◆ Exercise details ◆
Gather the lines below that include the string "this", copying each in full.

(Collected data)
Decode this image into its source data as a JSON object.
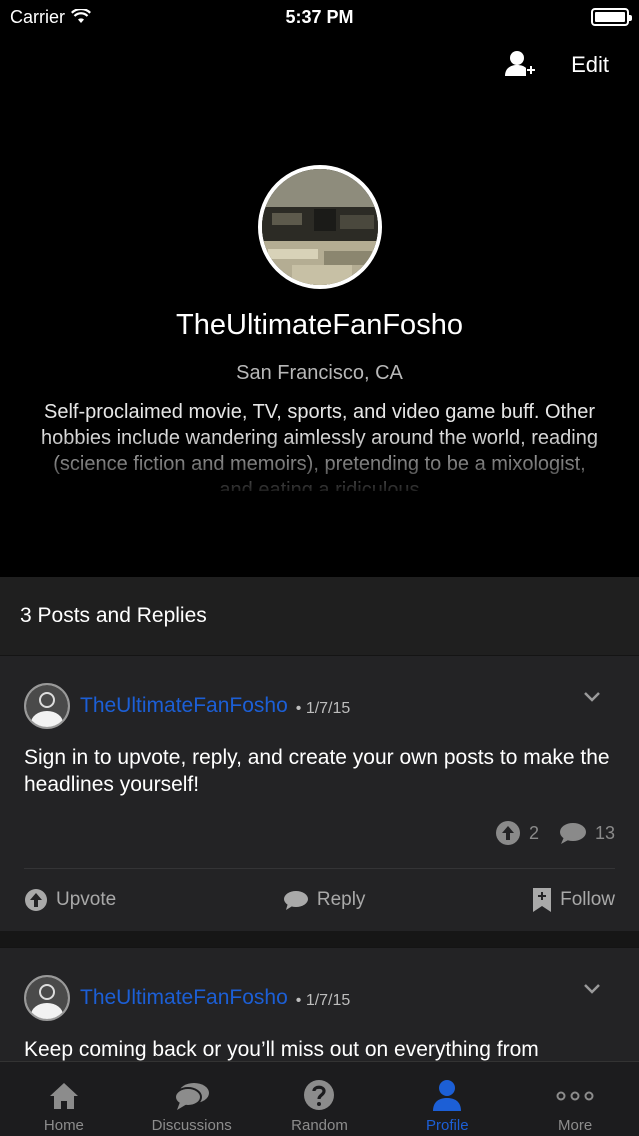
{
  "status": {
    "carrier": "Carrier",
    "time": "5:37 PM"
  },
  "header": {
    "edit_label": "Edit"
  },
  "profile": {
    "username": "TheUltimateFanFosho",
    "location": "San Francisco, CA",
    "bio": "Self-proclaimed movie, TV, sports, and video game buff. Other hobbies include wandering aimlessly around the world, reading (science fiction and memoirs), pretending to be a mixologist, and eating a ridiculous"
  },
  "section": {
    "title": "3 Posts and Replies"
  },
  "posts": [
    {
      "user": "TheUltimateFanFosho",
      "date": "• 1/7/15",
      "text": "Sign in to upvote, reply, and create your own posts to make the headlines yourself!",
      "upvotes": "2",
      "comments": "13",
      "upvote_label": "Upvote",
      "reply_label": "Reply",
      "follow_label": "Follow"
    },
    {
      "user": "TheUltimateFanFosho",
      "date": "• 1/7/15",
      "text": "Keep coming back or you’ll miss out on everything from"
    }
  ],
  "tabs": [
    {
      "label": "Home",
      "icon": "home-icon"
    },
    {
      "label": "Discussions",
      "icon": "chat-bubbles-icon"
    },
    {
      "label": "Random",
      "icon": "question-icon"
    },
    {
      "label": "Profile",
      "icon": "person-icon",
      "active": true
    },
    {
      "label": "More",
      "icon": "more-dots-icon"
    }
  ],
  "colors": {
    "accent": "#1c5fd6",
    "background": "#000000",
    "card": "#232325"
  }
}
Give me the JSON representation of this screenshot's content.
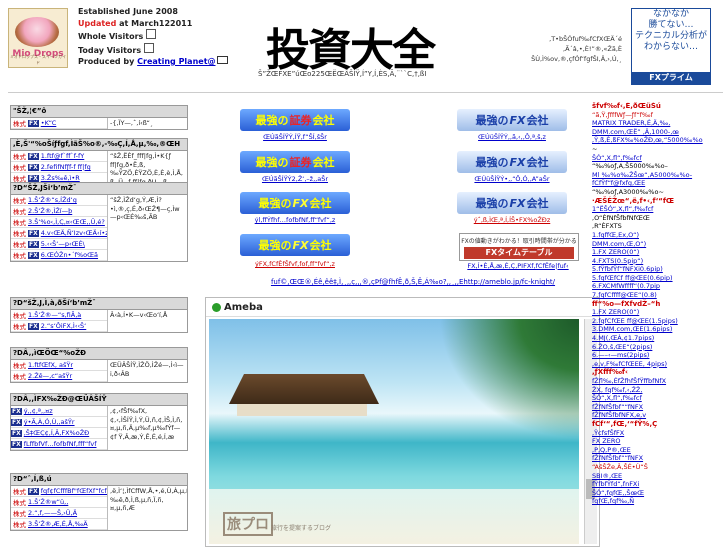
{
  "header": {
    "logo_title": "Mio Drops",
    "logo_sub": "ミオドロップス・スイーツガイド",
    "established_label": "Established",
    "established_value": "June 2008",
    "updated_label": "Updated",
    "updated_mid": "at",
    "updated_value": "March122011",
    "whole_visitors": "Whole Visitors",
    "today_visitors": "Today Visitors",
    "produced_by": "Produced by",
    "producer_link": "Creating Planet@",
    "site_title": "投資大全",
    "title_caption": "Š”ŽŒFXE”úŒo225ŒËŒÄŠÍŸ,Í”Y,Í,ÈS,Ã,¨``C,†,ßI",
    "right_garble": [
      ",T•bŠÓfuf‰fCfXŒÄ´é",
      ",Ã´â,•,È!”®,«Žã,È",
      "ŠÙ,Ì%ov,®,çfÓf‘fgfŠI,Ä,›,Ú,¸"
    ],
    "banner_lines": [
      "なかなか",
      "勝てない…",
      "テクニカル分析が",
      "わからない…"
    ],
    "banner_bar": "FXプライム"
  },
  "left_sections": [
    {
      "title": "\"ŠŽ,¦€”ô",
      "rows": [
        {
          "tag": "株式",
          "fx": "FX",
          "link": "•K“C"
        }
      ],
      "side": "-{,ÏY—,ˆ,í‹ß“¸"
    },
    {
      "title": ",È,Š'“%oŠíƒfgf,ÌãŠ%o®,-‰Ç,Í,Å,µ,‰,®ŒH",
      "rows": [
        {
          "tag": "株式",
          "fx": "FX",
          "link": "1.ftf@f`ff`f-fY"
        },
        {
          "tag": "株式",
          "fx": "FX",
          "link": "2.fefifNfƒf-f ff|fg"
        },
        {
          "tag": "株式",
          "fx": "FX",
          "link": "3.Žs‰ê,ì•R"
        },
        {
          "tag": "株式",
          "fx": "FX",
          "link": "4.o—“,"
        }
      ],
      "side": "“šŽ‚ËÈf_fff|fg,Ì•K{ƒ ff|fg,ð•Ë,ß,‰ŸZÖ,ÈŸZÖ,È,È,è,Ì,Å, ß ,Ü,¸f ff|fg,ðU—ß"
    },
    {
      "title": "?D“ŠŽ‚JŠi‘b’mŽ¯",
      "rows": [
        {
          "tag": "株式",
          "fx": "",
          "link": "1.Š‘Ž®“s,ÍŽd‘g"
        },
        {
          "tag": "株式",
          "fx": "",
          "link": "2.Š‘Ž®,ÌŽí—þ"
        },
        {
          "tag": "株式",
          "fx": "",
          "link": "3.Š‘%o‹,Ì,Ç‚¤‹ŒŒ‚,Ü,é?"
        },
        {
          "tag": "株式",
          "fx": "FX",
          "link": "4.v‹ŒÄ,Ñ‘Izv‹ŒÄ‹í•z"
        },
        {
          "tag": "株式",
          "fx": "FX",
          "link": "5.‹‹Š‘—p‹ŒÉ\\"
        },
        {
          "tag": "株式",
          "fx": "FX",
          "link": "6.ŒÓŽn•´f%oŒã"
        }
      ],
      "side": "“šŽ‚ÌŽd‘g,Ý,Æ,Ì?•ì,®,ç,É,ð‹ŒŽ¶—ç,Ìw—p‹ŒÉ‰š,ÃB"
    },
    {
      "title": "?D“šŽ‚J‚Ì,à‚ðŠí‘b’mŽ¯",
      "rows": [
        {
          "tag": "株式",
          "fx": "",
          "link": "1.Š‘Ž®—“s‚fiÃ‚à"
        },
        {
          "tag": "株式",
          "fx": "FX",
          "link": "2.“s‘ÔiFX,Ì‹‹Š‘"
        }
      ],
      "side": "Â‹à,Í•K—v‹Œo‘í,Å"
    },
    {
      "title": "?DÂ‚,ìŒÖŒ“%oŽÐ",
      "rows": [
        {
          "tag": "株式",
          "fx": "",
          "link": "1.ftfŒfX‚ ašŸr"
        },
        {
          "tag": "株式",
          "fx": "",
          "link": "2.Žê—‚c“ašŸr"
        }
      ],
      "side": "ŒÜÂŠÍŸ,ÌŽÖ,ÌŽé—,Ì‹ì—i,ð‹ÂB"
    },
    {
      "title": "?DÂ‚,ÌFX‰ŽÐ@ŒÜÂŠÍŸ",
      "rows": [
        {
          "tag": "",
          "fx": "FX",
          "link": "ý,‚¢,ª,‚¤z"
        },
        {
          "tag": "",
          "fx": "FX",
          "link": "ý•Ã,À‚Ó,Ù,‚ašŸr"
        },
        {
          "tag": "",
          "fx": "FX",
          "link": "‚Š‡ŒÇ¢,Í,Â‚FX%oŽÐ"
        },
        {
          "tag": "",
          "fx": "FX",
          "link": "fLffbfVf…fofbfNf‚fff“fvf"
        }
      ],
      "side": ",¢,‹fŠf‰fX,¢,‹,ÌŠÍŸ,Ì,Ý,Ü,ñ,¢,ÌŠ,Ì,ñ,¤,µ,ñ,Ä,µ‰f,µ‰fÝf—¢f Ÿ,Â,æ,Ý,Ê,É,é,Í,æ"
    },
    {
      "title": "?D“ˆ,Í,ß‚ú",
      "rows": [
        {
          "tag": "株式",
          "fx": "FX",
          "link": "fqf¢fCfffBf\"fŒfXf“fcf‹"
        },
        {
          "tag": "株式",
          "fx": "",
          "link": "1.Š‘Ž®w“ü,‚"
        },
        {
          "tag": "株式",
          "fx": "",
          "link": "2.“‚f‚——Š,›Ü,Ä"
        },
        {
          "tag": "株式",
          "fx": "",
          "link": "3.Š‘Ž®,Æ,É,Å,‰Ä"
        }
      ],
      "side": "‚ë,Ì‘¦,ÌfCffW,Å,•,é,Ù,À,µ,ß,Ä,Í,‰ê,ð,Ì,ß,µ,ñ,Ï‚ñ,¤,µ,ñ,Æ"
    }
  ],
  "center": {
    "banner_text_a": "最強の",
    "banner_text_b": "会社",
    "banner_stock": "証券",
    "banner_fx": "FX",
    "captions": [
      "ŒÚãŠÍŸÝ,ÍŸ,f“ŠÍ‚šŠr",
      "ŒÚüŠÍŸÝ,‚ã,‹‚‚Ô,ª,š‚z",
      "ŒÚãŠÍŸÝ2,Ž‘‚–ž‚‚aŠr",
      "ŒÚüŠÍŸÝ•‚,“Ô‚Ó,‚A”aŠr",
      "ýl,ffÝfhf…fofbfNf‚ff“fvf“‚z",
      "ýˆ‚ß,ÌŒ‚ª,Í,ÍŠ•FX%oŽÐz",
      "ýFX‚fCfÊfŠfvf‚fof‚ff“fvf“‚z",
      "FX,Í•È,Å‚æ,É‚Ç,PIFXf‚fCfÊfe|fuf‹"
    ],
    "timetable_top": "FXの値動きがわかる！取引時間帯が分かる",
    "timetable_mid": "FXタイムテーブル",
    "mid_link": "fuf©,ŒŒ®,Éê,êê‡,Ì,¸‚,ç,‚,®,çÞf@fhfÊ,ð‚Š,Ê,Á‰o?,‚¸‚‚Ehttp://ameblo.jp/fc-knight/",
    "ameba_name": "Ameba",
    "photo_logo": "旅プロ",
    "photo_slogan": "旅行を提案するブログ"
  },
  "right_col": [
    {
      "s": "h",
      "t": "šfvf‰f‹,È,ðŒüŠú"
    },
    {
      "s": "r",
      "t": "“ã‚Ÿ‚ƒfffWƒ—ƒf“f‰f"
    },
    {
      "s": "a",
      "t": "MATRIX TRADER,É‚Ä‚‰,"
    },
    {
      "s": "a",
      "t": "DMM.com‚ŒË” ‚Ä‚1000-‚œ"
    },
    {
      "s": "a",
      "t": ",Ÿ,ß,È,ßFX‰%oŽÐ‚œ‚“5000‰%o"
    },
    {
      "s": "",
      "t": "~"
    },
    {
      "s": "a",
      "t": "ŠÓ“‚X‚fl“‚f‰fcf"
    },
    {
      "s": "",
      "t": "“‰%oƒ‚A,Š5000‰%o–"
    },
    {
      "s": "a",
      "t": "Ml ‰%o‰ŽŠœ“‚A5000‰%o-"
    },
    {
      "s": "a",
      "t": "fCfŸf“f@fxfg‚ŒE"
    },
    {
      "s": "",
      "t": "“‰%oƒ‚A3000‰%o~"
    },
    {
      "s": "h",
      "t": "·ÆŠÉŽœ“‚ë,f•‹‚f‘“fŒ"
    },
    {
      "s": "a",
      "t": "1“ËŠÓ“‚X‚fl“‚f‰fcf"
    },
    {
      "s": "",
      "t": ",O“ÈfNfŠfbfNfŒŒ"
    },
    {
      "s": "",
      "t": ",R“ÈFXTS"
    },
    {
      "s": "a",
      "t": "1.fqffŒ‚Ex‚O“)"
    },
    {
      "s": "a",
      "t": "DMM.com‚Œ‚O“)"
    },
    {
      "s": "a",
      "t": "1.FX ZERO(0“)"
    },
    {
      "s": "a",
      "t": "4.FXTS(0.5pip“)"
    },
    {
      "s": "a",
      "t": "5.fŸfbfŸf“fNFXi0.6pip)"
    },
    {
      "s": "a",
      "t": "5.fqfŒfCf ff@ŒE(0.6pip)"
    },
    {
      "s": "a",
      "t": "6.FXCMfWffff“(0.7pip"
    },
    {
      "s": "a",
      "t": "7.fqfCffff@ŒE“(0.8)"
    },
    {
      "s": "h",
      "t": "ff“%o—fXfvdŽ–“h"
    },
    {
      "s": "a",
      "t": "1.FX ZERO(0“)"
    },
    {
      "s": "a",
      "t": "2.fqfCfŒE ff@ŒE(1.5pips)"
    },
    {
      "s": "a",
      "t": "3.DMM.com‚ŒE(1.6pips)"
    },
    {
      "s": "a",
      "t": "4.MJ(‚ŒÀ‚¢1.7pips)"
    },
    {
      "s": "a",
      "t": "6.ŽO‚š‚ŒE“(2pips)"
    },
    {
      "s": "a",
      "t": "6.—–‹—ms(2pips)"
    },
    {
      "s": "a",
      "t": ",e,v,F‰fCfŒEE‚ 4pips)"
    },
    {
      "s": "h",
      "t": ",ƒXfff‰f‹"
    },
    {
      "s": "a",
      "t": "fŽfl‰‚ÉfŽfhfŠfŸffbfNfX"
    },
    {
      "s": "a",
      "t": "ŽX‚ fqf‰f‚‹‚ŽŽ‚"
    },
    {
      "s": "a",
      "t": "ŠÓ“‚X‚fl“‚f‰fcf"
    },
    {
      "s": "a",
      "t": "fŽfNfŠfbf““fNFX"
    },
    {
      "s": "a",
      "t": "fŽfNfŠfbfNFX,e,v"
    },
    {
      "s": "h",
      "t": "fCf‘“‚fŒ‚‘“fŸ%‚Ç"
    },
    {
      "s": "a",
      "t": "‚ŸcfsfŠfFX"
    },
    {
      "s": "a",
      "t": "FX ZERO"
    },
    {
      "s": "a",
      "t": ",P,Q,P®‚ŒE"
    },
    {
      "s": "a",
      "t": "fŽfNfŠfbf““fNFX"
    },
    {
      "s": "r",
      "t": "“AšŠŽe‚Â‚ŠÉ•Ù“Š"
    },
    {
      "s": "a",
      "t": "SBI®‚ŒE"
    },
    {
      "s": "a",
      "t": "fŸfbfŸfd“‚fnFXi"
    },
    {
      "s": "a",
      "t": "ŠÓ“‚fqfŒ‚‚ŠœŒ"
    },
    {
      "s": "a",
      "t": "fqfŒ‚fqf‰‚Ñ"
    }
  ]
}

◆ The completed task ◆
Decode this image into its source data as a JSON object.
Give me the JSON representation of this screenshot's content.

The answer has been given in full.